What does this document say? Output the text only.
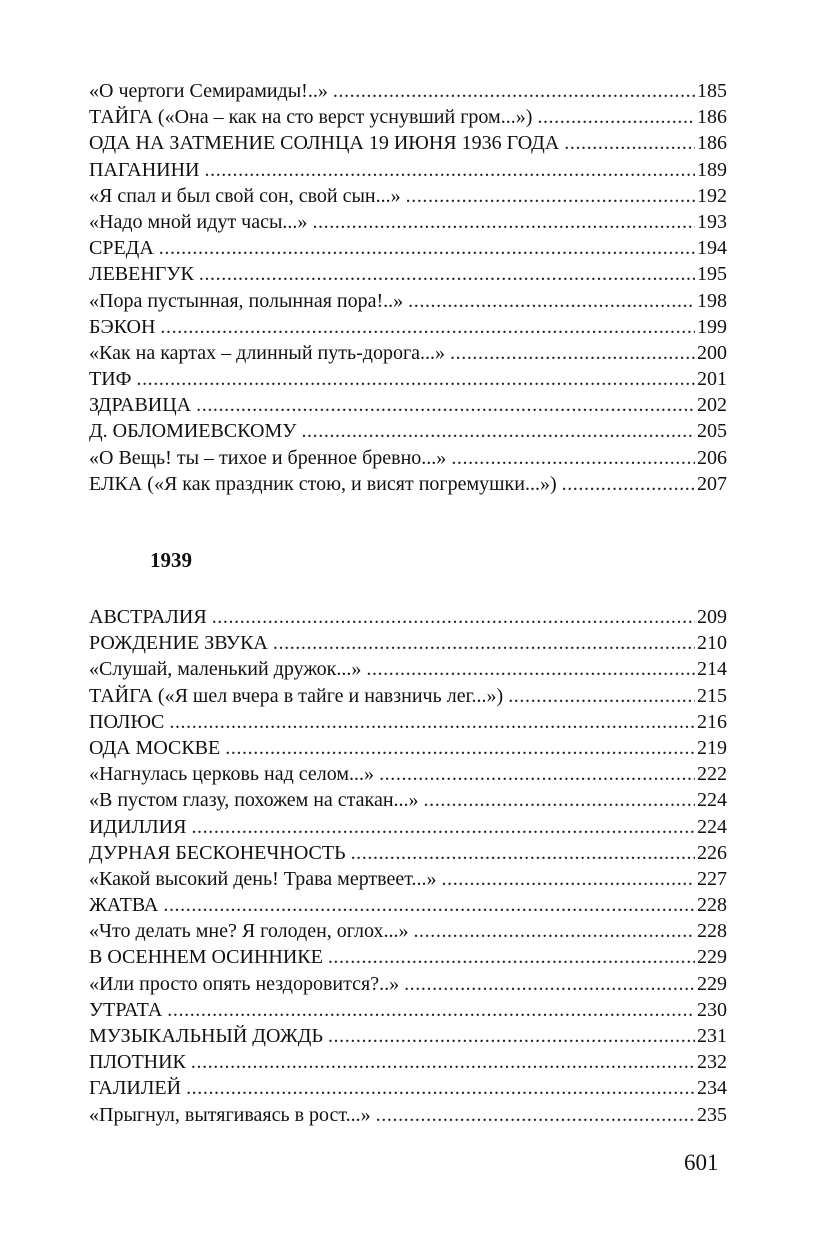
«О чертоги Семирамиды!..» .....	185
ТАЙГА («Она – как на сто верст уснувший гром...») .....	186
ОДА НА ЗАТМЕНИЕ СОЛНЦА 19 ИЮНЯ 1936 ГОДА .....	186
ПАГАНИНИ .....	189
«Я спал и был свой сон, свой сын...» .....	192
«Надо мной идут часы...» .....	193
СРЕДА .....	194
ЛЕВЕНГУК .....	195
«Пора пустынная, полынная пора!..» .....	198
БЭКОН .....	199
«Как на картах – длинный путь-дорога...» .....	200
ТИФ .....	201
ЗДРАВИЦА .....	202
Д. ОБЛОМИЕВСКОМУ .....	205
«О Вещь! ты – тихое и бренное бревно...» .....	206
ЕЛКА («Я как праздник стою, и висят погремушки...») .....	207
1939
АВСТРАЛИЯ .....	209
РОЖДЕНИЕ ЗВУКА .....	210
«Слушай, маленький дружок...» .....	214
ТАЙГА («Я шел вчера в тайге и навзничь лег...») .....	215
ПОЛЮС .....	216
ОДА МОСКВЕ .....	219
«Нагнулась церковь над селом...» .....	222
«В пустом глазу, похожем на стакан...» .....	224
ИДИЛЛИЯ .....	224
ДУРНАЯ БЕСКОНЕЧНОСТЬ .....	226
«Какой высокий день! Трава мертвеет...» .....	227
ЖАТВА .....	228
«Что делать мне? Я голоден, оглох...» .....	228
В ОСЕННЕМ ОСИННИКЕ .....	229
«Или просто опять нездоровится?..» .....	229
УТРАТА .....	230
МУЗЫКАЛЬНЫЙ ДОЖДЬ .....	231
ПЛОТНИК .....	232
ГАЛИЛЕЙ .....	234
«Прыгнул, вытягиваясь в рост...» .....	235
601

:::

**GOAL:** Nothing but the pictures may be dropped; output the records above exactly.

**RESULT FOR THIS EXERCISE:**
What does this document say? Output the text only.
«О чертоги Семирамиды!..» .....	185
ТАЙГА («Она – как на сто верст уснувший гром...») .....	186
ОДА НА ЗАТМЕНИЕ СОЛНЦА 19 ИЮНЯ 1936 ГОДА .....	186
ПАГАНИНИ .....	189
«Я спал и был свой сон, свой сын...» .....	192
«Надо мной идут часы...» .....	193
СРЕДА .....	194
ЛЕВЕНГУК .....	195
«Пора пустынная, полынная пора!..» .....	198
БЭКОН .....	199
«Как на картах – длинный путь-дорога...» .....	200
ТИФ .....	201
ЗДРАВИЦА .....	202
Д. ОБЛОМИЕВСКОМУ .....	205
«О Вещь! ты – тихое и бренное бревно...» .....	206
ЕЛКА («Я как праздник стою, и висят погремушки...») .....	207
1939
АВСТРАЛИЯ .....	209
РОЖДЕНИЕ ЗВУКА .....	210
«Слушай, маленький дружок...» .....	214
ТАЙГА («Я шел вчера в тайге и навзничь лег...») .....	215
ПОЛЮС .....	216
ОДА МОСКВЕ .....	219
«Нагнулась церковь над селом...» .....	222
«В пустом глазу, похожем на стакан...» .....	224
ИДИЛЛИЯ .....	224
ДУРНАЯ БЕСКОНЕЧНОСТЬ .....	226
«Какой высокий день! Трава мертвеет...» .....	227
ЖАТВА .....	228
«Что делать мне? Я голоден, оглох...» .....	228
В ОСЕННЕМ ОСИННИКЕ .....	229
«Или просто опять нездоровится?..» .....	229
УТРАТА .....	230
МУЗЫКАЛЬНЫЙ ДОЖДЬ .....	231
ПЛОТНИК .....	232
ГАЛИЛЕЙ .....	234
«Прыгнул, вытягиваясь в рост...» .....	235
601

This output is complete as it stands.